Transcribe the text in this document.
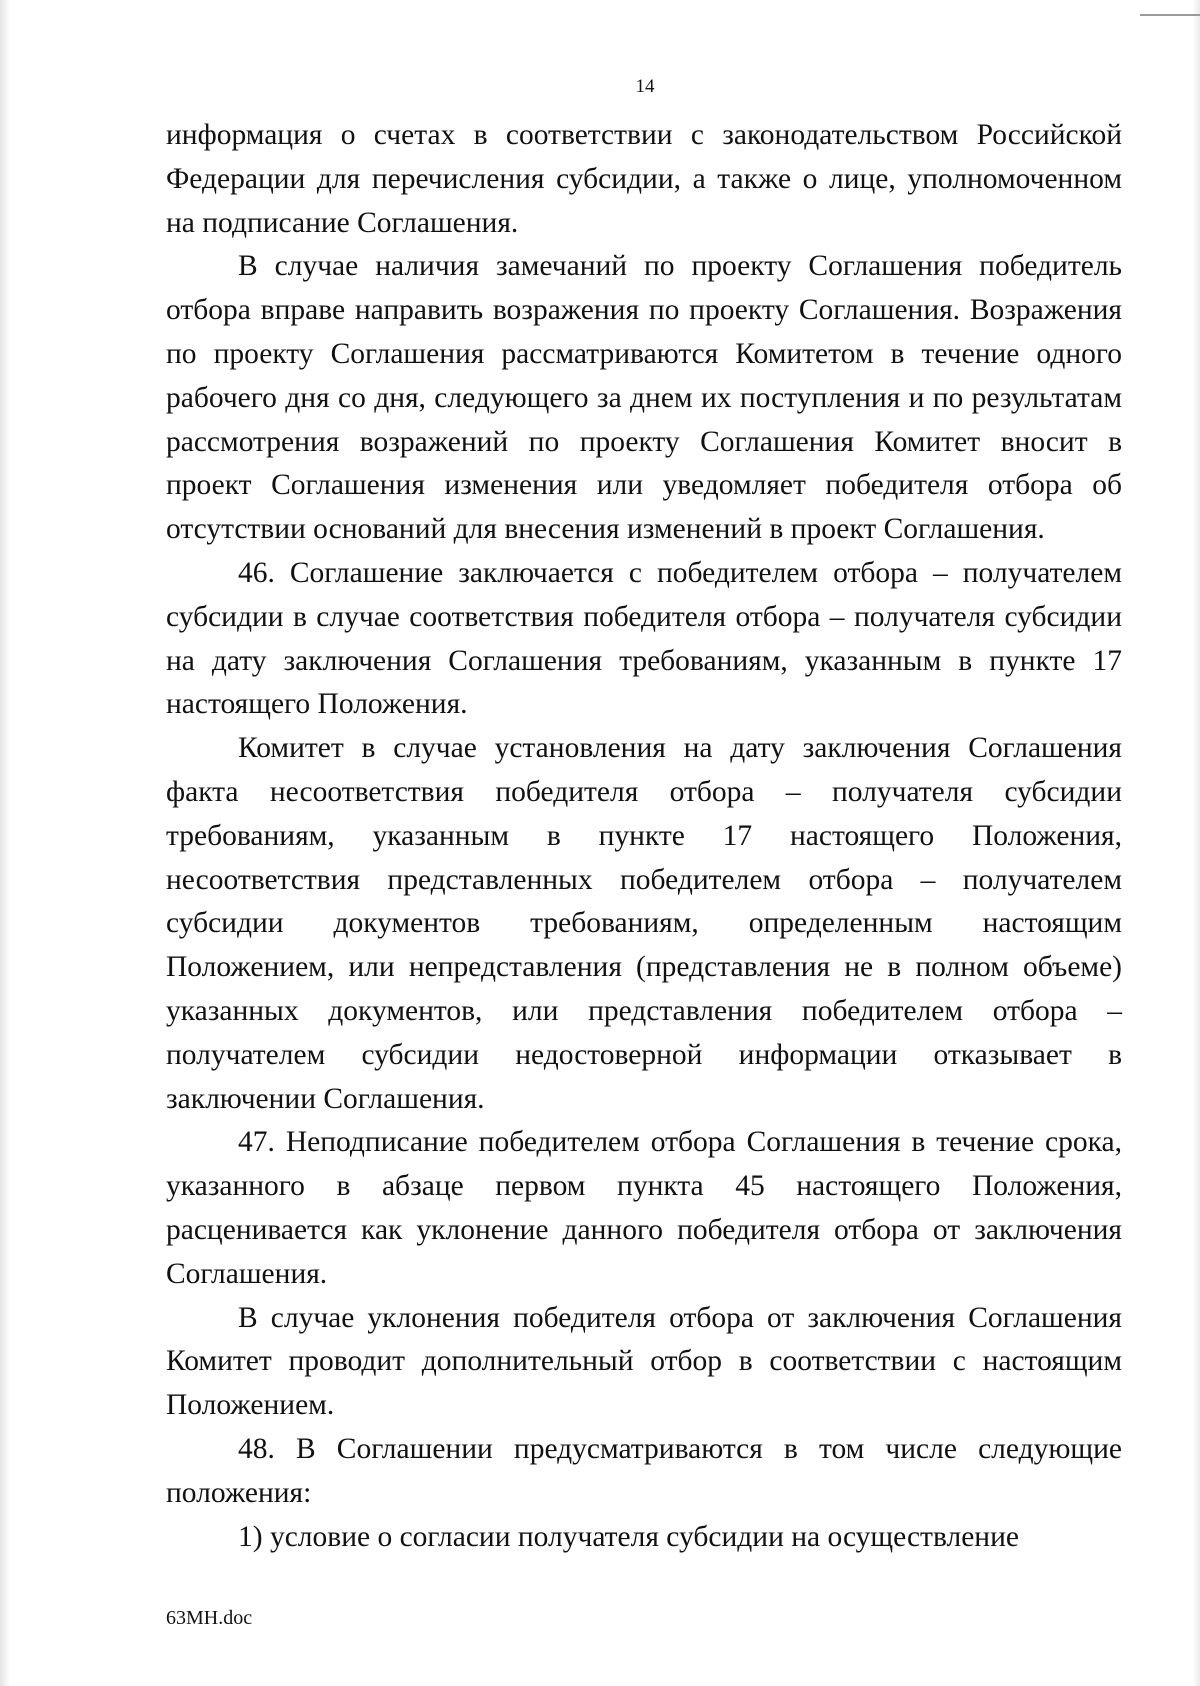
14

информация о счетах в соответствии с законодательством Российской Федерации для перечисления субсидии, а также о лице, уполномоченном на подписание Соглашения.

В случае наличия замечаний по проекту Соглашения победитель отбора вправе направить возражения по проекту Соглашения. Возражения по проекту Соглашения рассматриваются Комитетом в течение одного рабочего дня со дня, следующего за днем их поступления и по результатам рассмотрения возражений по проекту Соглашения Комитет вносит в проект Соглашения изменения или уведомляет победителя отбора об отсутствии оснований для внесения изменений в проект Соглашения.

46. Соглашение заключается с победителем отбора – получателем субсидии в случае соответствия победителя отбора – получателя субсидии на дату заключения Соглашения требованиям, указанным в пункте 17 настоящего Положения.

Комитет в случае установления на дату заключения Соглашения факта несоответствия победителя отбора – получателя субсидии требованиям, указанным в пункте 17 настоящего Положения, несоответствия представленных победителем отбора – получателем субсидии документов требованиям, определенным настоящим Положением, или непредставления (представления не в полном объеме) указанных документов, или представления победителем отбора – получателем субсидии недостоверной информации отказывает в заключении Соглашения.

47. Неподписание победителем отбора Соглашения в течение срока, указанного в абзаце первом пункта 45 настоящего Положения, расценивается как уклонение данного победителя отбора от заключения Соглашения.

В случае уклонения победителя отбора от заключения Соглашения Комитет проводит дополнительный отбор в соответствии с настоящим Положением.

48. В Соглашении предусматриваются в том числе следующие положения:

1) условие о согласии получателя субсидии на осуществление

63MH.doc
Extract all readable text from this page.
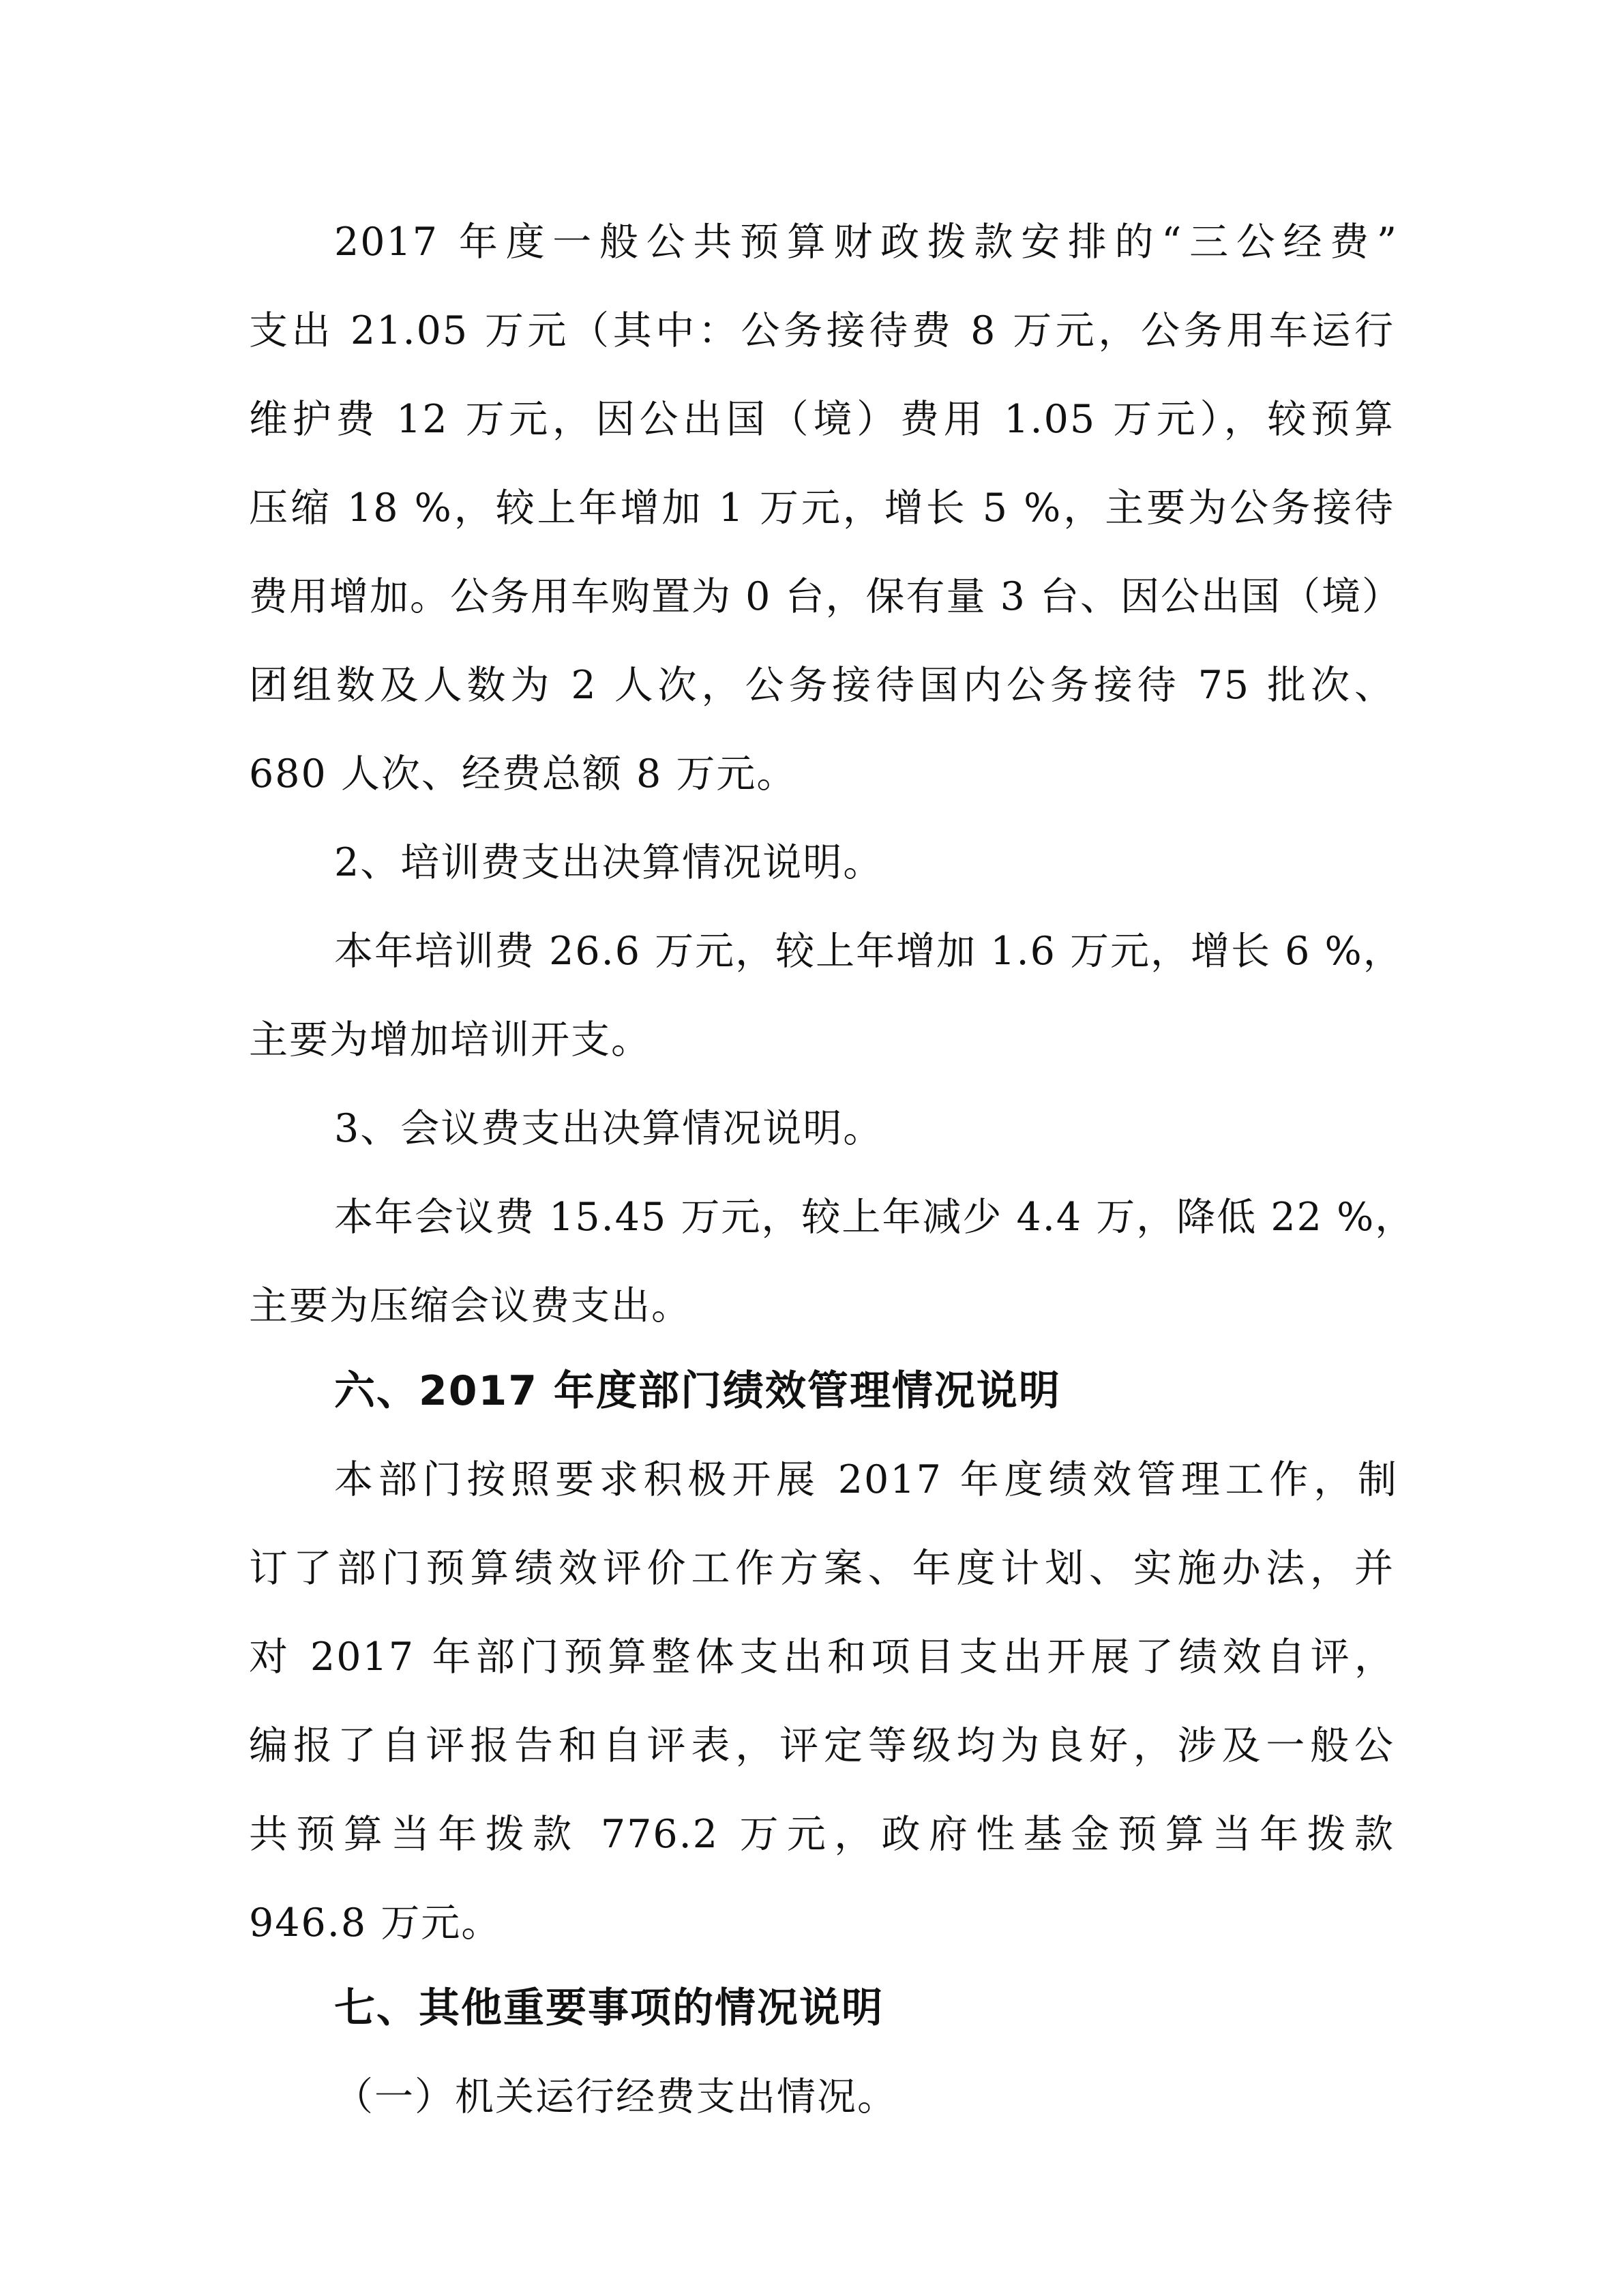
2017 年度一般公共预算财政拨款安排的“三公经费”
支出 21.05 万元（其中：公务接待费 8 万元，公务用车运行
维护费 12 万元，因公出国（境）费用 1.05 万元），较预算
压缩 18 %，较上年增加 1 万元，增长 5 %，主要为公务接待
费用增加。公务用车购置为 0 台，保有量 3 台、因公出国（境）
团组数及人数为 2 人次，公务接待国内公务接待 75 批次、
680 人次、经费总额 8 万元。
2、培训费支出决算情况说明。
本年培训费 26.6 万元，较上年增加 1.6 万元，增长 6 %，
主要为增加培训开支。
3、会议费支出决算情况说明。
本年会议费 15.45 万元，较上年减少 4.4 万，降低 22 %，
主要为压缩会议费支出。
六、2017 年度部门绩效管理情况说明
本部门按照要求积极开展 2017 年度绩效管理工作，制
订了部门预算绩效评价工作方案、年度计划、实施办法，并
对 2017 年部门预算整体支出和项目支出开展了绩效自评，
编报了自评报告和自评表，评定等级均为良好，涉及一般公
共预算当年拨款 776.2 万元，政府性基金预算当年拨款
946.8 万元。
七、其他重要事项的情况说明
（一）机关运行经费支出情况。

Direction> Give the material again exactly as it is, but keep the pictures out.

Answer>
Transcribe the text in this document.
14

информация о счетах в соответствии с законодательством Российской Федерации для перечисления субсидии, а также о лице, уполномоченном на подписание Соглашения.

В случае наличия замечаний по проекту Соглашения победитель отбора вправе направить возражения по проекту Соглашения. Возражения по проекту Соглашения рассматриваются Комитетом в течение одного рабочего дня со дня, следующего за днем их поступления и по результатам рассмотрения возражений по проекту Соглашения Комитет вносит в проект Соглашения изменения или уведомляет победителя отбора об отсутствии оснований для внесения изменений в проект Соглашения.

46. Соглашение заключается с победителем отбора – получателем субсидии в случае соответствия победителя отбора – получателя субсидии на дату заключения Соглашения требованиям, указанным в пункте 17 настоящего Положения.

Комитет в случае установления на дату заключения Соглашения факта несоответствия победителя отбора – получателя субсидии требованиям, указанным в пункте 17 настоящего Положения, несоответствия представленных победителем отбора – получателем субсидии документов требованиям, определенным настоящим Положением, или непредставления (представления не в полном объеме) указанных документов, или представления победителем отбора – получателем субсидии недостоверной информации отказывает в заключении Соглашения.

47. Неподписание победителем отбора Соглашения в течение срока, указанного в абзаце первом пункта 45 настоящего Положения, расценивается как уклонение данного победителя отбора от заключения Соглашения.

В случае уклонения победителя отбора от заключения Соглашения Комитет проводит дополнительный отбор в соответствии с настоящим Положением.

48. В Соглашении предусматриваются в том числе следующие положения:

1) условие о согласии получателя субсидии на осуществление

63MH.doc
Extract all readable text from this page.
2017 年度一般公共预算财政拨款安排的“三公经费”
支出 21.05 万元（其中：公务接待费 8 万元，公务用车运行
维护费 12 万元，因公出国（境）费用 1.05 万元），较预算
压缩 18 %，较上年增加 1 万元，增长 5 %，主要为公务接待
费用增加。公务用车购置为 0 台，保有量 3 台、因公出国（境）
团组数及人数为 2 人次，公务接待国内公务接待 75 批次、
680 人次、经费总额 8 万元。
2、培训费支出决算情况说明。
本年培训费 26.6 万元，较上年增加 1.6 万元，增长 6 %，
主要为增加培训开支。
3、会议费支出决算情况说明。
本年会议费 15.45 万元，较上年减少 4.4 万，降低 22 %，
主要为压缩会议费支出。
六、2017 年度部门绩效管理情况说明
本部门按照要求积极开展 2017 年度绩效管理工作，制
订了部门预算绩效评价工作方案、年度计划、实施办法，并
对 2017 年部门预算整体支出和项目支出开展了绩效自评，
编报了自评报告和自评表，评定等级均为良好，涉及一般公
共预算当年拨款 776.2 万元，政府性基金预算当年拨款
946.8 万元。
七、其他重要事项的情况说明
（一）机关运行经费支出情况。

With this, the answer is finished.